** Exercise aim **
Reproduce verbatim the part of the items that opens with their first line and closes with the line containing "dim-120-3: 120.3 (589, 648, 617, 660)", with both ends included.

-- Begin Records supplied --

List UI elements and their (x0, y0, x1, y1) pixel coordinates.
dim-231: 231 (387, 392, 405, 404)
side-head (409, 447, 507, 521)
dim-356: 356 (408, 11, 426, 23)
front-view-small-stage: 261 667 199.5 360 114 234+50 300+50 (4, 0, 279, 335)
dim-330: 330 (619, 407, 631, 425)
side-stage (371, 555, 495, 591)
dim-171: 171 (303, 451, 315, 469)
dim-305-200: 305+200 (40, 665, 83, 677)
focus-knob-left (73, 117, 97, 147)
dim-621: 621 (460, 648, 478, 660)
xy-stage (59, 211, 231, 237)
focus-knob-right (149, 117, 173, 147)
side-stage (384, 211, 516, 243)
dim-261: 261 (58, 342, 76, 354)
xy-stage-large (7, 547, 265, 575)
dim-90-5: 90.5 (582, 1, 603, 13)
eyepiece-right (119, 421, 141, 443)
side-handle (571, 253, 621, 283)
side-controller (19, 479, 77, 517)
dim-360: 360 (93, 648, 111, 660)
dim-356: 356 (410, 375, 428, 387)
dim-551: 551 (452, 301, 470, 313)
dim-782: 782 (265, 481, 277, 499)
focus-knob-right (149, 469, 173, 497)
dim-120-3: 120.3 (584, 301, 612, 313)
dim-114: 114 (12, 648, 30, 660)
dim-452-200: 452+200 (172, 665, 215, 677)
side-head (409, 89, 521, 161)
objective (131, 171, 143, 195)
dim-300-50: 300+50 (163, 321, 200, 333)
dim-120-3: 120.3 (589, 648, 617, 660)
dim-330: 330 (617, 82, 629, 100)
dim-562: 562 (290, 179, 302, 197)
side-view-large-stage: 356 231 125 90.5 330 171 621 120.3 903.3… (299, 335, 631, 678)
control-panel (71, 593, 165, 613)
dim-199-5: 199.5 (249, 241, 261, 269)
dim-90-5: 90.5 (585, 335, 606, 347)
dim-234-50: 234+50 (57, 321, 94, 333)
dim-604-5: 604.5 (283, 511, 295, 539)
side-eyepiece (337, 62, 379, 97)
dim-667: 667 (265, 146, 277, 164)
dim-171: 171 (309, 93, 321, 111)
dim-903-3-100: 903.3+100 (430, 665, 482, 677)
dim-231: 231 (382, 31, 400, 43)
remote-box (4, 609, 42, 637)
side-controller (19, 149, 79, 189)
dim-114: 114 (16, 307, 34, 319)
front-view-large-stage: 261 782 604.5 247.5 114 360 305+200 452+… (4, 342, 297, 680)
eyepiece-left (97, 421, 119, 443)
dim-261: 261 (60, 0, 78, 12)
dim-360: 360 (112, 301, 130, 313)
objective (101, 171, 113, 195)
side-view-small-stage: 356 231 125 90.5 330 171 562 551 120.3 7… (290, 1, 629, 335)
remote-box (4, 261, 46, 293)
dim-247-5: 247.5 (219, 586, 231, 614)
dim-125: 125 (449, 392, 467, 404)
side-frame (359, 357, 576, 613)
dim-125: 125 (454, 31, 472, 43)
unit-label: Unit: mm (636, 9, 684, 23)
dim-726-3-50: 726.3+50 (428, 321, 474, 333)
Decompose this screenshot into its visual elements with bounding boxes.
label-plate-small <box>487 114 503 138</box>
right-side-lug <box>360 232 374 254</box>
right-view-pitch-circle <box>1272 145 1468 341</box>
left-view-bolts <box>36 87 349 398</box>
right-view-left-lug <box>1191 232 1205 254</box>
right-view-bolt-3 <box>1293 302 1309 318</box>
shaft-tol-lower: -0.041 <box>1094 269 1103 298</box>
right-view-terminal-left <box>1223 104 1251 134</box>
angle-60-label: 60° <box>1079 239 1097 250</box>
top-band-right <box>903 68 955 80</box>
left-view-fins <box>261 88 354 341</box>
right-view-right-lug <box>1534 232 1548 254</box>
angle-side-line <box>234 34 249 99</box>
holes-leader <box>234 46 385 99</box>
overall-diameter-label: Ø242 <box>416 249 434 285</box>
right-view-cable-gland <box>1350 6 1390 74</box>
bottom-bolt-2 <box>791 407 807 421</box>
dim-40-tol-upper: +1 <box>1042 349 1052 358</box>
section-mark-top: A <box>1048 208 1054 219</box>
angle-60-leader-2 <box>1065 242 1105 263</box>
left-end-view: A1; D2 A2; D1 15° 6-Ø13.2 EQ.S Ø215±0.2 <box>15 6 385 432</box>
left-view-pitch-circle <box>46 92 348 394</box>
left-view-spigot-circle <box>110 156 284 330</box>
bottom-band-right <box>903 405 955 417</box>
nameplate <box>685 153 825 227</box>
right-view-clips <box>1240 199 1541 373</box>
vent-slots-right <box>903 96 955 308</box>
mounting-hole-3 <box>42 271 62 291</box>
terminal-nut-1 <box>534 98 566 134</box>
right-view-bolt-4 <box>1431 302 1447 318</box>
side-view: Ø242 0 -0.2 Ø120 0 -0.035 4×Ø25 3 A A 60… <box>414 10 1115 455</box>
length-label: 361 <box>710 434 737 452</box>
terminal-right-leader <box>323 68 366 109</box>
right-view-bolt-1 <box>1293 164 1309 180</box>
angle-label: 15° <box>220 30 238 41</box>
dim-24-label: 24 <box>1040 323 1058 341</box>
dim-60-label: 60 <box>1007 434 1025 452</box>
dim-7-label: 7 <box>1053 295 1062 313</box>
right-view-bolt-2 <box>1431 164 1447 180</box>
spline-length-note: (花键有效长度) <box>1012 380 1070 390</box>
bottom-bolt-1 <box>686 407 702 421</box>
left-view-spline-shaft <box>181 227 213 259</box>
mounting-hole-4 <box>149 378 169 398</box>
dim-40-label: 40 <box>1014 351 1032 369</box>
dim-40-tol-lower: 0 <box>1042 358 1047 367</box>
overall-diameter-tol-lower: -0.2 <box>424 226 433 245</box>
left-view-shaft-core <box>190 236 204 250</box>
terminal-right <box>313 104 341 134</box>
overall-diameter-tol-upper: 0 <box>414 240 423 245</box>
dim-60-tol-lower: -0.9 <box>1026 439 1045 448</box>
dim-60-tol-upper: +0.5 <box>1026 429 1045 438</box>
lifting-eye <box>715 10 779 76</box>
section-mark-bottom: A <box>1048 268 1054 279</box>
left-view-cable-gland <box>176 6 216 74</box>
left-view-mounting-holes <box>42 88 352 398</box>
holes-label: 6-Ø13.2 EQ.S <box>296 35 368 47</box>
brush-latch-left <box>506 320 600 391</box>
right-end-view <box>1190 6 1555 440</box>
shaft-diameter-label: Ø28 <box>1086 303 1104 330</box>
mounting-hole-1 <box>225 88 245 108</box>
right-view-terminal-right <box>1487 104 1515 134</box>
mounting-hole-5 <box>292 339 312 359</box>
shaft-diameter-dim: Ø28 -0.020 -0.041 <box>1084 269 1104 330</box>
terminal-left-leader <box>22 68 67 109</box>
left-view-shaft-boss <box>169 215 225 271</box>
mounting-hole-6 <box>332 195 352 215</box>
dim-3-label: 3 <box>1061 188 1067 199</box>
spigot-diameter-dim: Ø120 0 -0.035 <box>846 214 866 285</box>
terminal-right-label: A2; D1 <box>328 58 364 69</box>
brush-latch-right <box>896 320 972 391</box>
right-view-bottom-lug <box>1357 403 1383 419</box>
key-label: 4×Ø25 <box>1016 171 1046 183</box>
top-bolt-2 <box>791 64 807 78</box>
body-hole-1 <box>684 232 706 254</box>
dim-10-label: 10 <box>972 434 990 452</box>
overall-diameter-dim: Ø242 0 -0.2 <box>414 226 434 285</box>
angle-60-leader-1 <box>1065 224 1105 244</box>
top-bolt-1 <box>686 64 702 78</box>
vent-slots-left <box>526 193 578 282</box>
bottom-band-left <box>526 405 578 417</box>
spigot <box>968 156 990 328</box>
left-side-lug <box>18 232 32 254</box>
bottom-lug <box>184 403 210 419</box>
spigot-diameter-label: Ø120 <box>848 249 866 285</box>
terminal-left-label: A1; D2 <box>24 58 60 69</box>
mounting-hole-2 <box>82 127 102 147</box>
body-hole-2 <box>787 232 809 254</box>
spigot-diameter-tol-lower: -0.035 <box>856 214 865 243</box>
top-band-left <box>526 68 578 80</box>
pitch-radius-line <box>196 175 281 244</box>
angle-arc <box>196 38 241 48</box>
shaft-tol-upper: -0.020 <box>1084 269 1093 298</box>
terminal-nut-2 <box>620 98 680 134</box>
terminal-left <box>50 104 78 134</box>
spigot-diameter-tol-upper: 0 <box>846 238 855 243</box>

-- End Records supplied --

** Completed task **
List UI elements and their (x0, y0, x1, y1) pixel coordinates.
dim-231: 231 (387, 392, 405, 404)
side-head (409, 447, 507, 521)
dim-356: 356 (408, 11, 426, 23)
front-view-small-stage: 261 667 199.5 360 114 234+50 300+50 (4, 0, 279, 335)
dim-330: 330 (619, 407, 631, 425)
side-stage (371, 555, 495, 591)
dim-171: 171 (303, 451, 315, 469)
dim-305-200: 305+200 (40, 665, 83, 677)
focus-knob-left (73, 117, 97, 147)
dim-621: 621 (460, 648, 478, 660)
xy-stage (59, 211, 231, 237)
focus-knob-right (149, 117, 173, 147)
side-stage (384, 211, 516, 243)
dim-261: 261 (58, 342, 76, 354)
xy-stage-large (7, 547, 265, 575)
dim-90-5: 90.5 (582, 1, 603, 13)
eyepiece-right (119, 421, 141, 443)
side-handle (571, 253, 621, 283)
side-controller (19, 479, 77, 517)
dim-360: 360 (93, 648, 111, 660)
dim-356: 356 (410, 375, 428, 387)
dim-551: 551 (452, 301, 470, 313)
dim-782: 782 (265, 481, 277, 499)
focus-knob-right (149, 469, 173, 497)
dim-120-3: 120.3 (584, 301, 612, 313)
dim-114: 114 (12, 648, 30, 660)
dim-452-200: 452+200 (172, 665, 215, 677)
side-head (409, 89, 521, 161)
objective (131, 171, 143, 195)
dim-300-50: 300+50 (163, 321, 200, 333)
dim-120-3: 120.3 (589, 648, 617, 660)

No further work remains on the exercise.